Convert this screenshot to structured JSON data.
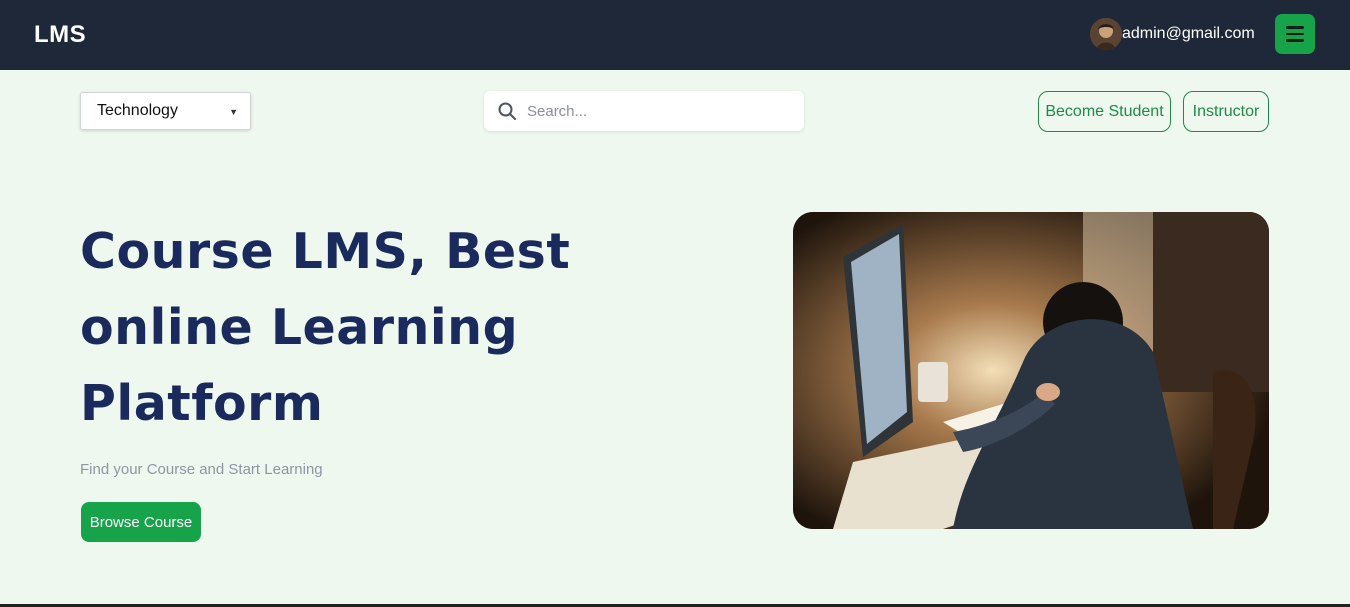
{
  "header": {
    "logo": "LMS",
    "user_email": "admin@gmail.com",
    "menu_icon": "hamburger-icon",
    "accent": "#16a34a",
    "background": "#1f2839"
  },
  "toolbar": {
    "category_selected": "Technology",
    "search_placeholder": "Search...",
    "become_student_label": "Become Student",
    "instructor_label": "Instructor"
  },
  "hero": {
    "title": "Course LMS, Best online Learning Platform",
    "subtitle": "Find your Course and Start Learning",
    "browse_label": "Browse Course"
  }
}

::::

▶ **GOAL OF THE EXERCISE**: Above are records with pictures; repeat the records exactly and leave the pictures out.

▶ **CORRECT RESPONSE**:
Convert this screenshot to structured JSON data.
{
  "header": {
    "logo": "LMS",
    "user_email": "admin@gmail.com",
    "menu_icon": "hamburger-icon",
    "accent": "#16a34a",
    "background": "#1f2839"
  },
  "toolbar": {
    "category_selected": "Technology",
    "search_placeholder": "Search...",
    "become_student_label": "Become Student",
    "instructor_label": "Instructor"
  },
  "hero": {
    "title": "Course LMS, Best online Learning Platform",
    "subtitle": "Find your Course and Start Learning",
    "browse_label": "Browse Course"
  }
}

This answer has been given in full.